◆ **The request**: Copy out each line of the data holding "tips".

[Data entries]

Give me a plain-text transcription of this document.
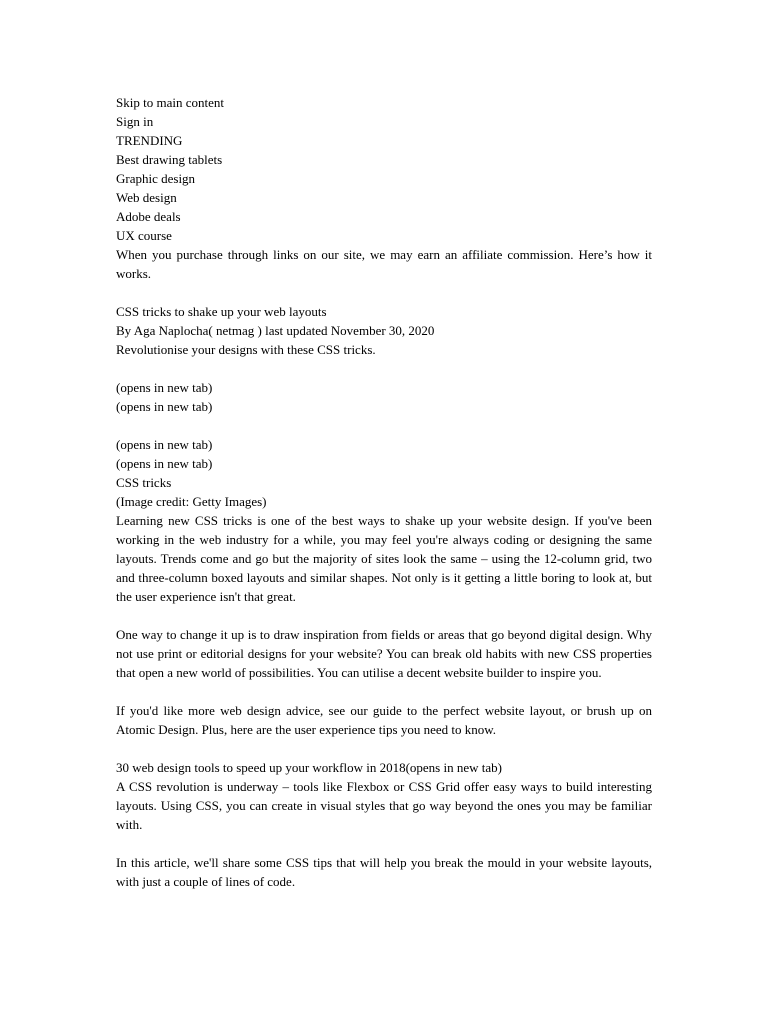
Skip to main content
Sign in
TRENDING
Best drawing tablets
Graphic design
Web design
Adobe deals
UX course
When you purchase through links on our site, we may earn an affiliate commission. Here’s how it works.
CSS tricks to shake up your web layouts
By Aga Naplocha( netmag ) last updated November 30, 2020
Revolutionise your designs with these CSS tricks.
(opens in new tab)
(opens in new tab)
(opens in new tab)
(opens in new tab)
CSS tricks
(Image credit: Getty Images)
Learning new CSS tricks is one of the best ways to shake up your website design. If you've been working in the web industry for a while, you may feel you're always coding or designing the same layouts. Trends come and go but the majority of sites look the same – using the 12-column grid, two and three-column boxed layouts and similar shapes. Not only is it getting a little boring to look at, but the user experience isn't that great.
One way to change it up is to draw inspiration from fields or areas that go beyond digital design. Why not use print or editorial designs for your website? You can break old habits with new CSS properties that open a new world of possibilities. You can utilise a decent website builder to inspire you.
If you'd like more web design advice, see our guide to the perfect website layout, or brush up on Atomic Design. Plus, here are the user experience tips you need to know.
30 web design tools to speed up your workflow in 2018(opens in new tab)
A CSS revolution is underway – tools like Flexbox or CSS Grid offer easy ways to build interesting layouts. Using CSS, you can create in visual styles that go way beyond the ones you may be familiar with.
In this article, we'll share some CSS tips that will help you break the mould in your website layouts, with just a couple of lines of code.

◆ **Answer to this exercise**:
If you'd like more web design advice, see our guide to the perfect website layout, or brush up on Atomic Design. Plus, here are the user experience tips you need to know.
In this article, we'll share some CSS tips that will help you break the mould in your website layouts, with just a couple of lines of code.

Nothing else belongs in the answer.